** Begin Listed entries **
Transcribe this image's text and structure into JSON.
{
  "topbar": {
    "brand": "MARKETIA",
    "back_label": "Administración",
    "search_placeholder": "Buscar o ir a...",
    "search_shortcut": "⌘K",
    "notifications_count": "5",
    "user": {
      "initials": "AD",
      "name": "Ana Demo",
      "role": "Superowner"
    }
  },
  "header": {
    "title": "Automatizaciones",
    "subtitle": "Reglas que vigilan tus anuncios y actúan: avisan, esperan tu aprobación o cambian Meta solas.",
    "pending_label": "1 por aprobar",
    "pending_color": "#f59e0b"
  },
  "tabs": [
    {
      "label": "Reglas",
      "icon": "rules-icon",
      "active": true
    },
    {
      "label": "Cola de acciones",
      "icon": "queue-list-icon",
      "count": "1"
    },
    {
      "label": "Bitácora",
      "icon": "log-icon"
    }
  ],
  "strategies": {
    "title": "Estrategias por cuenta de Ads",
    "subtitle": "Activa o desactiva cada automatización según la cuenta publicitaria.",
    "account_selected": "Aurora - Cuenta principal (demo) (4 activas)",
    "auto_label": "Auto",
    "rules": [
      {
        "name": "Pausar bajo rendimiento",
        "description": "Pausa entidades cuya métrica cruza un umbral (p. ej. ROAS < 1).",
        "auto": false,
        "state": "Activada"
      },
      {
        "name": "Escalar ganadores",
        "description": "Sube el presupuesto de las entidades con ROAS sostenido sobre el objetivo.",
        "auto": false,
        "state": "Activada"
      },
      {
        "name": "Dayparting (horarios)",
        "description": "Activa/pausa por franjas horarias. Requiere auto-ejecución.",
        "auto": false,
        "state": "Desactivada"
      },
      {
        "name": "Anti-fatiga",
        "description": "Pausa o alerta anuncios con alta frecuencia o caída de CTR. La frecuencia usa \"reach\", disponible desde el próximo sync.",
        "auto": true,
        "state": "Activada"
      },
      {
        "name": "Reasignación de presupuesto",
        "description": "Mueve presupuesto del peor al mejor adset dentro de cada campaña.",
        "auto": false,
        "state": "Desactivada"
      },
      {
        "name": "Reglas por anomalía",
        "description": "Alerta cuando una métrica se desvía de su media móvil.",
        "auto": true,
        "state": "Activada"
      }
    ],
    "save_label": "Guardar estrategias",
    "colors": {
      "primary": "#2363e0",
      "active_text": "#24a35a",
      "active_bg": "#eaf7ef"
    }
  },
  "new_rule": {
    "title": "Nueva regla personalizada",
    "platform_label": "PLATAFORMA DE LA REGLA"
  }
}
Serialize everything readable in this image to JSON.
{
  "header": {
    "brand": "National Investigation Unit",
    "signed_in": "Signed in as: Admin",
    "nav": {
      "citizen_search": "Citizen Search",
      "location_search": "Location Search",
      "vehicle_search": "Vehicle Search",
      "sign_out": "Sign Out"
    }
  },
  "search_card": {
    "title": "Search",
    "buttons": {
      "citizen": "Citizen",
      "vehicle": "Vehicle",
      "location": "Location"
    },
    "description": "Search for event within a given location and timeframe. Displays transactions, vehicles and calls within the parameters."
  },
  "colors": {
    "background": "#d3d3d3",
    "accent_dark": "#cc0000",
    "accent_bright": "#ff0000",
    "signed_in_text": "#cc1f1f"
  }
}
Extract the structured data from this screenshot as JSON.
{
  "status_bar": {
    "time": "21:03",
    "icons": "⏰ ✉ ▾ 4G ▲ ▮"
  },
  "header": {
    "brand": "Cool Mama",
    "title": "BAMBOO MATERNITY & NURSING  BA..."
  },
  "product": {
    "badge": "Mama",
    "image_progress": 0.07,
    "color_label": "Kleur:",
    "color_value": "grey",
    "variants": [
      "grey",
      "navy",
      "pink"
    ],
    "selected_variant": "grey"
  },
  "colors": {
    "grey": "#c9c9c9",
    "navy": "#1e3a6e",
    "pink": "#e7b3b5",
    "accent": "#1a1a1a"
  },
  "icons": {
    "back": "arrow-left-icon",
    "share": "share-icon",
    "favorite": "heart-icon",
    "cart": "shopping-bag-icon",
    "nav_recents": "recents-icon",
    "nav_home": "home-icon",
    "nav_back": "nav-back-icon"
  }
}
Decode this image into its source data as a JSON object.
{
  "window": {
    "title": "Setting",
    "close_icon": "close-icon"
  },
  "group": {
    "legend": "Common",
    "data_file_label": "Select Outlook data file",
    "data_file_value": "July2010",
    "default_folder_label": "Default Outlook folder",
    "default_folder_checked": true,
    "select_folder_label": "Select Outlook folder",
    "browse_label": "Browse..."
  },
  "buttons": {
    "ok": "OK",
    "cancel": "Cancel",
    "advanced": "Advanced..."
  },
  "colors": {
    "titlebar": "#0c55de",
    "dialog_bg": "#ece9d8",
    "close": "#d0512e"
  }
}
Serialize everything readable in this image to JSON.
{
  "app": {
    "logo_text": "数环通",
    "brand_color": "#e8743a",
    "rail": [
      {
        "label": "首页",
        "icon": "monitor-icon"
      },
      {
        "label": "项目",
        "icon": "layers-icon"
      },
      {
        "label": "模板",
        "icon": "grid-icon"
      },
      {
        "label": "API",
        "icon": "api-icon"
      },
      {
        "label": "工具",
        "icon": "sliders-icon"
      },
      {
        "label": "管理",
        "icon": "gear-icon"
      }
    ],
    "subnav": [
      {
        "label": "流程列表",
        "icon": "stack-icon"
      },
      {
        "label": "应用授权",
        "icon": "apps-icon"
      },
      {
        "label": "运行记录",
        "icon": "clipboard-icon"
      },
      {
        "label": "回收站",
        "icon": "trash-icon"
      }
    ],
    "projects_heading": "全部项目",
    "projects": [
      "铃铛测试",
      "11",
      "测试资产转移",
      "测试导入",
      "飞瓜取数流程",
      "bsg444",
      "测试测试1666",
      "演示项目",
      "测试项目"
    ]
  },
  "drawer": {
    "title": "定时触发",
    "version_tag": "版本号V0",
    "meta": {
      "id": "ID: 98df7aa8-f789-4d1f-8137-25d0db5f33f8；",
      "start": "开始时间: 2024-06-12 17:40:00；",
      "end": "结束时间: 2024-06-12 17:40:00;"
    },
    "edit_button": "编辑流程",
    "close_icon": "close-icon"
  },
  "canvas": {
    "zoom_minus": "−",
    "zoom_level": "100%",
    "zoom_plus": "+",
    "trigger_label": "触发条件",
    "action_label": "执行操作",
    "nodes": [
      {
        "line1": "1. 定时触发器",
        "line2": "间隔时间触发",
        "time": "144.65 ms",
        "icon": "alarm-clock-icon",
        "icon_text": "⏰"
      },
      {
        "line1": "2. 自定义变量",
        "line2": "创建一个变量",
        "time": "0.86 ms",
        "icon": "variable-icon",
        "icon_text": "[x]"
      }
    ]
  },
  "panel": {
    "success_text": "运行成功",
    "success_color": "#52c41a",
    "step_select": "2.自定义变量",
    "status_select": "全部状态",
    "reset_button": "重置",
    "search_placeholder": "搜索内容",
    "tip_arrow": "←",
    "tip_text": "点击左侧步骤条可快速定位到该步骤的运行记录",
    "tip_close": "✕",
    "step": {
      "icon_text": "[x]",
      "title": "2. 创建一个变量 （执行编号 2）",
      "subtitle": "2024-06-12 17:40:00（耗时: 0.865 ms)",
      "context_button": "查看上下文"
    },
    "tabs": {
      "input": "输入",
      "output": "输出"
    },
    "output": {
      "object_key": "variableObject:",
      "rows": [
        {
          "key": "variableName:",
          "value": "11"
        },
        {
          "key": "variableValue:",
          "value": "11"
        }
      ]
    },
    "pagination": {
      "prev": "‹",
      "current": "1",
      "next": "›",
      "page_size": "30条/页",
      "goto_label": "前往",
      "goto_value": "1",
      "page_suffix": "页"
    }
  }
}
** End Listed entries **
■ **What this task involves**: Restate all of the entries above precisely.

■ **Answer to this task**:
Transcribe this image's text and structure into JSON.
{
  "topbar": {
    "brand": "MARKETIA",
    "back_label": "Administración",
    "search_placeholder": "Buscar o ir a...",
    "search_shortcut": "⌘K",
    "notifications_count": "5",
    "user": {
      "initials": "AD",
      "name": "Ana Demo",
      "role": "Superowner"
    }
  },
  "header": {
    "title": "Automatizaciones",
    "subtitle": "Reglas que vigilan tus anuncios y actúan: avisan, esperan tu aprobación o cambian Meta solas.",
    "pending_label": "1 por aprobar",
    "pending_color": "#f59e0b"
  },
  "tabs": [
    {
      "label": "Reglas",
      "icon": "rules-icon",
      "active": true
    },
    {
      "label": "Cola de acciones",
      "icon": "queue-list-icon",
      "count": "1"
    },
    {
      "label": "Bitácora",
      "icon": "log-icon"
    }
  ],
  "strategies": {
    "title": "Estrategias por cuenta de Ads",
    "subtitle": "Activa o desactiva cada automatización según la cuenta publicitaria.",
    "account_selected": "Aurora - Cuenta principal (demo) (4 activas)",
    "auto_label": "Auto",
    "rules": [
      {
        "name": "Pausar bajo rendimiento",
        "description": "Pausa entidades cuya métrica cruza un umbral (p. ej. ROAS < 1).",
        "auto": false,
        "state": "Activada"
      },
      {
        "name": "Escalar ganadores",
        "description": "Sube el presupuesto de las entidades con ROAS sostenido sobre el objetivo.",
        "auto": false,
        "state": "Activada"
      },
      {
        "name": "Dayparting (horarios)",
        "description": "Activa/pausa por franjas horarias. Requiere auto-ejecución.",
        "auto": false,
        "state": "Desactivada"
      },
      {
        "name": "Anti-fatiga",
        "description": "Pausa o alerta anuncios con alta frecuencia o caída de CTR. La frecuencia usa \"reach\", disponible desde el próximo sync.",
        "auto": true,
        "state": "Activada"
      },
      {
        "name": "Reasignación de presupuesto",
        "description": "Mueve presupuesto del peor al mejor adset dentro de cada campaña.",
        "auto": false,
        "state": "Desactivada"
      },
      {
        "name": "Reglas por anomalía",
        "description": "Alerta cuando una métrica se desvía de su media móvil.",
        "auto": true,
        "state": "Activada"
      }
    ],
    "save_label": "Guardar estrategias",
    "colors": {
      "primary": "#2363e0",
      "active_text": "#24a35a",
      "active_bg": "#eaf7ef"
    }
  },
  "new_rule": {
    "title": "Nueva regla personalizada",
    "platform_label": "PLATAFORMA DE LA REGLA"
  }
}
Serialize everything readable in this image to JSON.
{
  "header": {
    "brand": "National Investigation Unit",
    "signed_in": "Signed in as: Admin",
    "nav": {
      "citizen_search": "Citizen Search",
      "location_search": "Location Search",
      "vehicle_search": "Vehicle Search",
      "sign_out": "Sign Out"
    }
  },
  "search_card": {
    "title": "Search",
    "buttons": {
      "citizen": "Citizen",
      "vehicle": "Vehicle",
      "location": "Location"
    },
    "description": "Search for event within a given location and timeframe. Displays transactions, vehicles and calls within the parameters."
  },
  "colors": {
    "background": "#d3d3d3",
    "accent_dark": "#cc0000",
    "accent_bright": "#ff0000",
    "signed_in_text": "#cc1f1f"
  }
}
Extract the structured data from this screenshot as JSON.
{
  "status_bar": {
    "time": "21:03",
    "icons": "⏰ ✉ ▾ 4G ▲ ▮"
  },
  "header": {
    "brand": "Cool Mama",
    "title": "BAMBOO MATERNITY & NURSING  BA..."
  },
  "product": {
    "badge": "Mama",
    "image_progress": 0.07,
    "color_label": "Kleur:",
    "color_value": "grey",
    "variants": [
      "grey",
      "navy",
      "pink"
    ],
    "selected_variant": "grey"
  },
  "colors": {
    "grey": "#c9c9c9",
    "navy": "#1e3a6e",
    "pink": "#e7b3b5",
    "accent": "#1a1a1a"
  },
  "icons": {
    "back": "arrow-left-icon",
    "share": "share-icon",
    "favorite": "heart-icon",
    "cart": "shopping-bag-icon",
    "nav_recents": "recents-icon",
    "nav_home": "home-icon",
    "nav_back": "nav-back-icon"
  }
}
Decode this image into its source data as a JSON object.
{
  "window": {
    "title": "Setting",
    "close_icon": "close-icon"
  },
  "group": {
    "legend": "Common",
    "data_file_label": "Select Outlook data file",
    "data_file_value": "July2010",
    "default_folder_label": "Default Outlook folder",
    "default_folder_checked": true,
    "select_folder_label": "Select Outlook folder",
    "browse_label": "Browse..."
  },
  "buttons": {
    "ok": "OK",
    "cancel": "Cancel",
    "advanced": "Advanced..."
  },
  "colors": {
    "titlebar": "#0c55de",
    "dialog_bg": "#ece9d8",
    "close": "#d0512e"
  }
}
Serialize everything readable in this image to JSON.
{
  "app": {
    "logo_text": "数环通",
    "brand_color": "#e8743a",
    "rail": [
      {
        "label": "首页",
        "icon": "monitor-icon"
      },
      {
        "label": "项目",
        "icon": "layers-icon"
      },
      {
        "label": "模板",
        "icon": "grid-icon"
      },
      {
        "label": "API",
        "icon": "api-icon"
      },
      {
        "label": "工具",
        "icon": "sliders-icon"
      },
      {
        "label": "管理",
        "icon": "gear-icon"
      }
    ],
    "subnav": [
      {
        "label": "流程列表",
        "icon": "stack-icon"
      },
      {
        "label": "应用授权",
        "icon": "apps-icon"
      },
      {
        "label": "运行记录",
        "icon": "clipboard-icon"
      },
      {
        "label": "回收站",
        "icon": "trash-icon"
      }
    ],
    "projects_heading": "全部项目",
    "projects": [
      "铃铛测试",
      "11",
      "测试资产转移",
      "测试导入",
      "飞瓜取数流程",
      "bsg444",
      "测试测试1666",
      "演示项目",
      "测试项目"
    ]
  },
  "drawer": {
    "title": "定时触发",
    "version_tag": "版本号V0",
    "meta": {
      "id": "ID: 98df7aa8-f789-4d1f-8137-25d0db5f33f8；",
      "start": "开始时间: 2024-06-12 17:40:00；",
      "end": "结束时间: 2024-06-12 17:40:00;"
    },
    "edit_button": "编辑流程",
    "close_icon": "close-icon"
  },
  "canvas": {
    "zoom_minus": "−",
    "zoom_level": "100%",
    "zoom_plus": "+",
    "trigger_label": "触发条件",
    "action_label": "执行操作",
    "nodes": [
      {
        "line1": "1. 定时触发器",
        "line2": "间隔时间触发",
        "time": "144.65 ms",
        "icon": "alarm-clock-icon",
        "icon_text": "⏰"
      },
      {
        "line1": "2. 自定义变量",
        "line2": "创建一个变量",
        "time": "0.86 ms",
        "icon": "variable-icon",
        "icon_text": "[x]"
      }
    ]
  },
  "panel": {
    "success_text": "运行成功",
    "success_color": "#52c41a",
    "step_select": "2.自定义变量",
    "status_select": "全部状态",
    "reset_button": "重置",
    "search_placeholder": "搜索内容",
    "tip_arrow": "←",
    "tip_text": "点击左侧步骤条可快速定位到该步骤的运行记录",
    "tip_close": "✕",
    "step": {
      "icon_text": "[x]",
      "title": "2. 创建一个变量 （执行编号 2）",
      "subtitle": "2024-06-12 17:40:00（耗时: 0.865 ms)",
      "context_button": "查看上下文"
    },
    "tabs": {
      "input": "输入",
      "output": "输出"
    },
    "output": {
      "object_key": "variableObject:",
      "rows": [
        {
          "key": "variableName:",
          "value": "11"
        },
        {
          "key": "variableValue:",
          "value": "11"
        }
      ]
    },
    "pagination": {
      "prev": "‹",
      "current": "1",
      "next": "›",
      "page_size": "30条/页",
      "goto_label": "前往",
      "goto_value": "1",
      "page_suffix": "页"
    }
  }
}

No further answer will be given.